Exercise goal >> Output all of the entries exactly as written.
start Supplied entries
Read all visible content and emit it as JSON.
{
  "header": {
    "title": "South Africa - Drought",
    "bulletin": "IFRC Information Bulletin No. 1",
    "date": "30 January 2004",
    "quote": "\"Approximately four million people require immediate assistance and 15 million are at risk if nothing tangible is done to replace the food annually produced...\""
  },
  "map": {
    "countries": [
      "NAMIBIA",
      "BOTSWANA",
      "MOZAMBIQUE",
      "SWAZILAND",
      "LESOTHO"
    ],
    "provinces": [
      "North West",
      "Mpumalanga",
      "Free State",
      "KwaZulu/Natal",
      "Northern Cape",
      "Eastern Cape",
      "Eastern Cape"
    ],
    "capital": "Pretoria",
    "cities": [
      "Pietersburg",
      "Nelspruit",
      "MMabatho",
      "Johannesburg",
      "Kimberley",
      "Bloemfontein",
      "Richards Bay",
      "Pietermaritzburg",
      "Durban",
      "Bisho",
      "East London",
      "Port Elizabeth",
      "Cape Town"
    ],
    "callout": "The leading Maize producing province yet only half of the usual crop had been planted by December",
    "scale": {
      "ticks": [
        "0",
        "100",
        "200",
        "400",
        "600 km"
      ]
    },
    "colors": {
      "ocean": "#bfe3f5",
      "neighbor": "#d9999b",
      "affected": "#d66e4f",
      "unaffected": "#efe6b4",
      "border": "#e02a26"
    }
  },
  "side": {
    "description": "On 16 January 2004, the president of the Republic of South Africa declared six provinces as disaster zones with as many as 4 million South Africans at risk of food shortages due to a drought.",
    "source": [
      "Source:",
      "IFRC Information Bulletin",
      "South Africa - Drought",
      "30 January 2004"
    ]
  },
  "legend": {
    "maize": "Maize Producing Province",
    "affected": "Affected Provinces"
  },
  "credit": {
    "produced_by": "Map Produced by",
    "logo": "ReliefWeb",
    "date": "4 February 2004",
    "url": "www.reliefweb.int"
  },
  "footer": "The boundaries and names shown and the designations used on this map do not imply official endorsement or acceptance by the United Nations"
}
end Supplied entries
Written reply >>
Read all visible content and emit it as JSON.
{
  "header": {
    "title": "South Africa - Drought",
    "bulletin": "IFRC Information Bulletin No. 1",
    "date": "30 January 2004",
    "quote": "\"Approximately four million people require immediate assistance and 15 million are at risk if nothing tangible is done to replace the food annually produced...\""
  },
  "map": {
    "countries": [
      "NAMIBIA",
      "BOTSWANA",
      "MOZAMBIQUE",
      "SWAZILAND",
      "LESOTHO"
    ],
    "provinces": [
      "North West",
      "Mpumalanga",
      "Free State",
      "KwaZulu/Natal",
      "Northern Cape",
      "Eastern Cape",
      "Eastern Cape"
    ],
    "capital": "Pretoria",
    "cities": [
      "Pietersburg",
      "Nelspruit",
      "MMabatho",
      "Johannesburg",
      "Kimberley",
      "Bloemfontein",
      "Richards Bay",
      "Pietermaritzburg",
      "Durban",
      "Bisho",
      "East London",
      "Port Elizabeth",
      "Cape Town"
    ],
    "callout": "The leading Maize producing province yet only half of the usual crop had been planted by December",
    "scale": {
      "ticks": [
        "0",
        "100",
        "200",
        "400",
        "600 km"
      ]
    },
    "colors": {
      "ocean": "#bfe3f5",
      "neighbor": "#d9999b",
      "affected": "#d66e4f",
      "unaffected": "#efe6b4",
      "border": "#e02a26"
    }
  },
  "side": {
    "description": "On 16 January 2004, the president of the Republic of South Africa declared six provinces as disaster zones with as many as 4 million South Africans at risk of food shortages due to a drought.",
    "source": [
      "Source:",
      "IFRC Information Bulletin",
      "South Africa - Drought",
      "30 January 2004"
    ]
  },
  "legend": {
    "maize": "Maize Producing Province",
    "affected": "Affected Provinces"
  },
  "credit": {
    "produced_by": "Map Produced by",
    "logo": "ReliefWeb",
    "date": "4 February 2004",
    "url": "www.reliefweb.int"
  },
  "footer": "The boundaries and names shown and the designations used on this map do not imply official endorsement or acceptance by the United Nations"
}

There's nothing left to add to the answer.